* GOAL OF THE EXERCISE:
Your reply should be one number: the count of lines holding the word "verlichtingshendel".

--- Start of DATA EXTRACT ---

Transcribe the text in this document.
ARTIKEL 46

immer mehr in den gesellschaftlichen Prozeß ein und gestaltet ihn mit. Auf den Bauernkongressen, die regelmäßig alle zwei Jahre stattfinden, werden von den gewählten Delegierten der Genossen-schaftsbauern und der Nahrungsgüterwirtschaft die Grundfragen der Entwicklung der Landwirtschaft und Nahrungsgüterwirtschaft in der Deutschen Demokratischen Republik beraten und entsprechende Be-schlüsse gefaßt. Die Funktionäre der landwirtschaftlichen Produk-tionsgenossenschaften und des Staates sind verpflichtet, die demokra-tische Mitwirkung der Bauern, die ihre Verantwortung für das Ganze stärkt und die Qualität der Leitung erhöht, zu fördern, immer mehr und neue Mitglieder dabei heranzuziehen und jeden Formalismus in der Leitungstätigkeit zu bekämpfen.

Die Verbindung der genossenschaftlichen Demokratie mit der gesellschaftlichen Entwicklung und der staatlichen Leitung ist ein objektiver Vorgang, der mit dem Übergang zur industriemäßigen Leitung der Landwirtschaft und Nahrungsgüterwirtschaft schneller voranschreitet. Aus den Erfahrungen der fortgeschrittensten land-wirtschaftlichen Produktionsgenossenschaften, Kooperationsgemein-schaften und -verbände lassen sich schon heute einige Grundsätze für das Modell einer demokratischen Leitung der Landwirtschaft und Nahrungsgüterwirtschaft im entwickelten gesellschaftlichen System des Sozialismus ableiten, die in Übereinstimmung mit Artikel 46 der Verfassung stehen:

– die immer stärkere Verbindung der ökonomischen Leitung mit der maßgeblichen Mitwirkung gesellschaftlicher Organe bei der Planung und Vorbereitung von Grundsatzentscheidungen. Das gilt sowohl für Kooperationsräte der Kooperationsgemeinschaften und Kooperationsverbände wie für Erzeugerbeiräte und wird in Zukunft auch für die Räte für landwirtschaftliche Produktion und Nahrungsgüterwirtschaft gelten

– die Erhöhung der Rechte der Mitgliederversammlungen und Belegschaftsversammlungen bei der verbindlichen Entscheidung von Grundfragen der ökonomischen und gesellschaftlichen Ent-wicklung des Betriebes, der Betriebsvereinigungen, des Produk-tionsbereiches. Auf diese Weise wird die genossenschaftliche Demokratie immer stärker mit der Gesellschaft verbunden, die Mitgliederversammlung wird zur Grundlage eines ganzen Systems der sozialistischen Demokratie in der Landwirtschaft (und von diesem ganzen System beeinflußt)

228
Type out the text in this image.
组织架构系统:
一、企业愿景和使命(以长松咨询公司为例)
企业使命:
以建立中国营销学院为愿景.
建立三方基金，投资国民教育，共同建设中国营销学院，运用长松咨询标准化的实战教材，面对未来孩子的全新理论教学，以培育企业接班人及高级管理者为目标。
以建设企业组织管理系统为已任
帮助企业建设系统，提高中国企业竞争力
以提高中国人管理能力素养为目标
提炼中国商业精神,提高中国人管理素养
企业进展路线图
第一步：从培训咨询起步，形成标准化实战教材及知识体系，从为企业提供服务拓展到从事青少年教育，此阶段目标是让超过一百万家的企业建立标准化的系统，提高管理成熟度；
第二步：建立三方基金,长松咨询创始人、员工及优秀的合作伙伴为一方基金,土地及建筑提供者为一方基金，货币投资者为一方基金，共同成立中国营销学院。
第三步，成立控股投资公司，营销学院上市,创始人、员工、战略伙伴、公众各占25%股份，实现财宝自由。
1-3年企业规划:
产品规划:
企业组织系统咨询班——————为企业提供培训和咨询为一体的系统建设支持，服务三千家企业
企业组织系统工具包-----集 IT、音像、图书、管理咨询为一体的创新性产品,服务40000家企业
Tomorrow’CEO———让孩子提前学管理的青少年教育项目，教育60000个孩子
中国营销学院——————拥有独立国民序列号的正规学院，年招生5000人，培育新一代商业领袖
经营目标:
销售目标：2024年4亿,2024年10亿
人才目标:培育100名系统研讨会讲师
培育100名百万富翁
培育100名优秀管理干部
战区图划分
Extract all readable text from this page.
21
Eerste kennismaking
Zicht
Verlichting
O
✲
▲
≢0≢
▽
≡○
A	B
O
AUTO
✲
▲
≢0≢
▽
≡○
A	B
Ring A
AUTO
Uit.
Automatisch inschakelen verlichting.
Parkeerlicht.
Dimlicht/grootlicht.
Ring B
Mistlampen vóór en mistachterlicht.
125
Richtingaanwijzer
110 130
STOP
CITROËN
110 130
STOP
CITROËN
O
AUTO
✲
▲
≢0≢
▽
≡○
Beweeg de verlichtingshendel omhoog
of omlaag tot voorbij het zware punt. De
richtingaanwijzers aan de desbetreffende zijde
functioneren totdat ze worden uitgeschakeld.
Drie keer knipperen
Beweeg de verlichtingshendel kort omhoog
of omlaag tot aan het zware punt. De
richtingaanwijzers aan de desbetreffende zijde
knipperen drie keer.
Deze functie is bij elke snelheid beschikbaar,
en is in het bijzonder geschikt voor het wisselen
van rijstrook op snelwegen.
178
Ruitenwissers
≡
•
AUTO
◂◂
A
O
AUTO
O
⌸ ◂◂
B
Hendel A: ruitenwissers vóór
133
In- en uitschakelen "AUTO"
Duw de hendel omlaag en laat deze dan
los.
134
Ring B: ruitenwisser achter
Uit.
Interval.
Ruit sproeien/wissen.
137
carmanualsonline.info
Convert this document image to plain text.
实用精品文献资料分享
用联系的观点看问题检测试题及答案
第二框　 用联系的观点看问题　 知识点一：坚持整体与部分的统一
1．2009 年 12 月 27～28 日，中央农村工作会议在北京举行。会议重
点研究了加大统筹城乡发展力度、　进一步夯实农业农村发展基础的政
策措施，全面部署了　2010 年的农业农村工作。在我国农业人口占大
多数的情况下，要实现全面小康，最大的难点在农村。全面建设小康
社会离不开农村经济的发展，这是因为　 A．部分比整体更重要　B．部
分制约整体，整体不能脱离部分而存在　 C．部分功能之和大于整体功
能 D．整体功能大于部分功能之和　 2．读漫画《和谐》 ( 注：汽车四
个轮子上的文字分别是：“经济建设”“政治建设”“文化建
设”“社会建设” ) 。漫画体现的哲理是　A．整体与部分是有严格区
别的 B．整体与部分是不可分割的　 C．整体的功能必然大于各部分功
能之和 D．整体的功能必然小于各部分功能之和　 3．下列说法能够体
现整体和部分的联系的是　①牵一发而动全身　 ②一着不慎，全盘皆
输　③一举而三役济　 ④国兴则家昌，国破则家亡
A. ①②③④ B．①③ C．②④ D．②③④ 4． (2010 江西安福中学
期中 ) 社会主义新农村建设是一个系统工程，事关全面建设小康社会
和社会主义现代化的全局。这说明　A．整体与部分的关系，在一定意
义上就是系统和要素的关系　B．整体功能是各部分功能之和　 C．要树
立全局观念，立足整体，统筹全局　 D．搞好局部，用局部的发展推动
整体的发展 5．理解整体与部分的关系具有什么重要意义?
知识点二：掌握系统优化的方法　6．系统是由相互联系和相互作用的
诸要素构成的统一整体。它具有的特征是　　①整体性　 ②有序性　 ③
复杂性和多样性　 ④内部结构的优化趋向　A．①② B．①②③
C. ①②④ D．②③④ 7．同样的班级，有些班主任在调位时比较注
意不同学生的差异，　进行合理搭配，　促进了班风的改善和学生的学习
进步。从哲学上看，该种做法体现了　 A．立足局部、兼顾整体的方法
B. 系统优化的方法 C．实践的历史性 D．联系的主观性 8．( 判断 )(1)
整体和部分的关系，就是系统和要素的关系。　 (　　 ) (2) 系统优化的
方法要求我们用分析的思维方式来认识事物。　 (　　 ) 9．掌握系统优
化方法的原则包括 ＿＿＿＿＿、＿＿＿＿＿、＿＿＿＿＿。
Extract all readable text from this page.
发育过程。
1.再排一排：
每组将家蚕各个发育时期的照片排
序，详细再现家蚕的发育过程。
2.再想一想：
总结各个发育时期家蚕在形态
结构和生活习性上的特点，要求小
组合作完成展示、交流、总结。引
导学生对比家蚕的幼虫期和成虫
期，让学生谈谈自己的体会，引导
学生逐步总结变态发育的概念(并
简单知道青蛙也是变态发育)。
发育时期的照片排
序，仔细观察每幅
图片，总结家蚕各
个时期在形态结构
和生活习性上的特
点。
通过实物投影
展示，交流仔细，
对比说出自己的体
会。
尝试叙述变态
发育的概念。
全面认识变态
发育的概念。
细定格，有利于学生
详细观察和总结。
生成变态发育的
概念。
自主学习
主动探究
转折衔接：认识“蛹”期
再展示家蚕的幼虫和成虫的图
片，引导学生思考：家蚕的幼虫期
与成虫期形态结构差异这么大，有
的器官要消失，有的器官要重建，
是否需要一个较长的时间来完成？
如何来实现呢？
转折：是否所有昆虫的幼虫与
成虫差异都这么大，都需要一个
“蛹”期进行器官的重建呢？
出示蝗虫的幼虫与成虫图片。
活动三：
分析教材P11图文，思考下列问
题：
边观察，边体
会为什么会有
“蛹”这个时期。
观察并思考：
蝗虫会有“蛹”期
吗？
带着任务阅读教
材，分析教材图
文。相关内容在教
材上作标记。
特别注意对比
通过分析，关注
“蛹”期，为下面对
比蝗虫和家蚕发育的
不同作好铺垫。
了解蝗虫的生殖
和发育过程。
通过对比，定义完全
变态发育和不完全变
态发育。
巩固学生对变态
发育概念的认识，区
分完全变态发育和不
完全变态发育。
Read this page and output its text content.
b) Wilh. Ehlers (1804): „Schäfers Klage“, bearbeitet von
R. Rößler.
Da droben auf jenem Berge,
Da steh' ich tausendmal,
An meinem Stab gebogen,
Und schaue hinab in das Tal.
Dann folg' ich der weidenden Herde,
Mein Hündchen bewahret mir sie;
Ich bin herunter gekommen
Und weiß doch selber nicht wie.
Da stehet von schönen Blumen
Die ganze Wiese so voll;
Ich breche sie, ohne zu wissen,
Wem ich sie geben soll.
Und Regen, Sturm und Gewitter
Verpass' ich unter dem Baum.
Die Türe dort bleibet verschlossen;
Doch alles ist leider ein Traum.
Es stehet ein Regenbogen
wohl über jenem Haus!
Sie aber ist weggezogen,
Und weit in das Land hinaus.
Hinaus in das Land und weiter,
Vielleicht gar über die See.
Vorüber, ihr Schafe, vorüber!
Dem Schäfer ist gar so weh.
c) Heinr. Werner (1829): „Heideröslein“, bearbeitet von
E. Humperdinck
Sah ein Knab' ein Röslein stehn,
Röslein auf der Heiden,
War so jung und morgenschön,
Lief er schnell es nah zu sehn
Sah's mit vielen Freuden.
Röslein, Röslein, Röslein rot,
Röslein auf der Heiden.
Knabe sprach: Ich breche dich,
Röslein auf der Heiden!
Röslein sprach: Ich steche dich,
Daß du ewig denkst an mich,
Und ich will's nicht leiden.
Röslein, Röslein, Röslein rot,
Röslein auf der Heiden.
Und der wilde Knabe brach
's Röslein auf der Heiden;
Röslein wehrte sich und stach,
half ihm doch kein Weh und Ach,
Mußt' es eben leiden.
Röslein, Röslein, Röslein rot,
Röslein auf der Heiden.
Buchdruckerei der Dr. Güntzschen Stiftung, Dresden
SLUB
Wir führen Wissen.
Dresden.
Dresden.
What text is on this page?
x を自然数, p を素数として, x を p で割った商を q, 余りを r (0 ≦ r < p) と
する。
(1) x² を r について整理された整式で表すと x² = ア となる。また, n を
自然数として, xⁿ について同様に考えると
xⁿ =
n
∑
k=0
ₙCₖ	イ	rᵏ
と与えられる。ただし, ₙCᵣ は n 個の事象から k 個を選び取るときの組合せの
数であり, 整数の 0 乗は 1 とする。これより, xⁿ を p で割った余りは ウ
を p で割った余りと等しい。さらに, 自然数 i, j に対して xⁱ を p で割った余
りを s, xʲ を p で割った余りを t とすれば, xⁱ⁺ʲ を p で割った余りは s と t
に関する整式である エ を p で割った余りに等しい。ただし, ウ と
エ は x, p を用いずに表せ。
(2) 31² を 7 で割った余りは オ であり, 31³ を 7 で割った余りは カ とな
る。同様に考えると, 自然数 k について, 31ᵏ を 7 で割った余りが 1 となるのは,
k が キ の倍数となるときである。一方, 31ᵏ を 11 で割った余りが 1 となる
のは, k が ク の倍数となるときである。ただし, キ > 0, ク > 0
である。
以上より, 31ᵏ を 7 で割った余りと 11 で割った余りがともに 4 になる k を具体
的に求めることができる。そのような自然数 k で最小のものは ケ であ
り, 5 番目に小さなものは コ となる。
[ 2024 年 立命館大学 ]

--- End of DATA EXTRACT ---

* FINISHED EXERCISE:
2